>> Start

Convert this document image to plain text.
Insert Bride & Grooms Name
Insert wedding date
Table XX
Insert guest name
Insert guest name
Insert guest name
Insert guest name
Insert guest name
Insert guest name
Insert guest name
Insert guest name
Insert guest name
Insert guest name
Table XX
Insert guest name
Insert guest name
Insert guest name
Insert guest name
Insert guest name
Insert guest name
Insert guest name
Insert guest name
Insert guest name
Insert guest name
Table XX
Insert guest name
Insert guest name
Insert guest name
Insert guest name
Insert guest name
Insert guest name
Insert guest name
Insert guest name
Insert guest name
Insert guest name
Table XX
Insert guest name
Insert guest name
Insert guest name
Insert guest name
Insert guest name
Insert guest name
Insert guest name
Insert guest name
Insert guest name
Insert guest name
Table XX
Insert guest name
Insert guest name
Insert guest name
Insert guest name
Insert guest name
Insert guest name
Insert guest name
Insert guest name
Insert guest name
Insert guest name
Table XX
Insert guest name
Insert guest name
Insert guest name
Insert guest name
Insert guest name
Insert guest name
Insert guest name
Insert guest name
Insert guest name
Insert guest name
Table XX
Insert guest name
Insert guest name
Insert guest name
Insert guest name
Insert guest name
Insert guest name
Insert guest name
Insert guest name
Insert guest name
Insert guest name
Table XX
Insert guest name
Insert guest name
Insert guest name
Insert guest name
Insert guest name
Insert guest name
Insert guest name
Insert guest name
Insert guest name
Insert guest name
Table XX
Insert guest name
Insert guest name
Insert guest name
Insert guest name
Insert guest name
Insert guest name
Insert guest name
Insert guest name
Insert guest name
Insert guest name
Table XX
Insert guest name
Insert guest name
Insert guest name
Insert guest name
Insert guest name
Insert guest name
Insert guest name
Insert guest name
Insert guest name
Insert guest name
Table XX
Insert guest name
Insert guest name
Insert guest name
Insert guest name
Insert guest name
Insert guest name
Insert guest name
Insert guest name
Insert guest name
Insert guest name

>> End

The records above need to be transcribed in full. Keep every character unchanged.

SOLUTION FOR THIS TASK |
Convert this document image to plain text.
Insert Bride & Grooms Name
Insert wedding date
Table XX
Insert guest name
Insert guest name
Insert guest name
Insert guest name
Insert guest name
Insert guest name
Insert guest name
Insert guest name
Insert guest name
Insert guest name
Table XX
Insert guest name
Insert guest name
Insert guest name
Insert guest name
Insert guest name
Insert guest name
Insert guest name
Insert guest name
Insert guest name
Insert guest name
Table XX
Insert guest name
Insert guest name
Insert guest name
Insert guest name
Insert guest name
Insert guest name
Insert guest name
Insert guest name
Insert guest name
Insert guest name
Table XX
Insert guest name
Insert guest name
Insert guest name
Insert guest name
Insert guest name
Insert guest name
Insert guest name
Insert guest name
Insert guest name
Insert guest name
Table XX
Insert guest name
Insert guest name
Insert guest name
Insert guest name
Insert guest name
Insert guest name
Insert guest name
Insert guest name
Insert guest name
Insert guest name
Table XX
Insert guest name
Insert guest name
Insert guest name
Insert guest name
Insert guest name
Insert guest name
Insert guest name
Insert guest name
Insert guest name
Insert guest name
Table XX
Insert guest name
Insert guest name
Insert guest name
Insert guest name
Insert guest name
Insert guest name
Insert guest name
Insert guest name
Insert guest name
Insert guest name
Table XX
Insert guest name
Insert guest name
Insert guest name
Insert guest name
Insert guest name
Insert guest name
Insert guest name
Insert guest name
Insert guest name
Insert guest name
Table XX
Insert guest name
Insert guest name
Insert guest name
Insert guest name
Insert guest name
Insert guest name
Insert guest name
Insert guest name
Insert guest name
Insert guest name
Table XX
Insert guest name
Insert guest name
Insert guest name
Insert guest name
Insert guest name
Insert guest name
Insert guest name
Insert guest name
Insert guest name
Insert guest name
Table XX
Insert guest name
Insert guest name
Insert guest name
Insert guest name
Insert guest name
Insert guest name
Insert guest name
Insert guest name
Insert guest name
Insert guest name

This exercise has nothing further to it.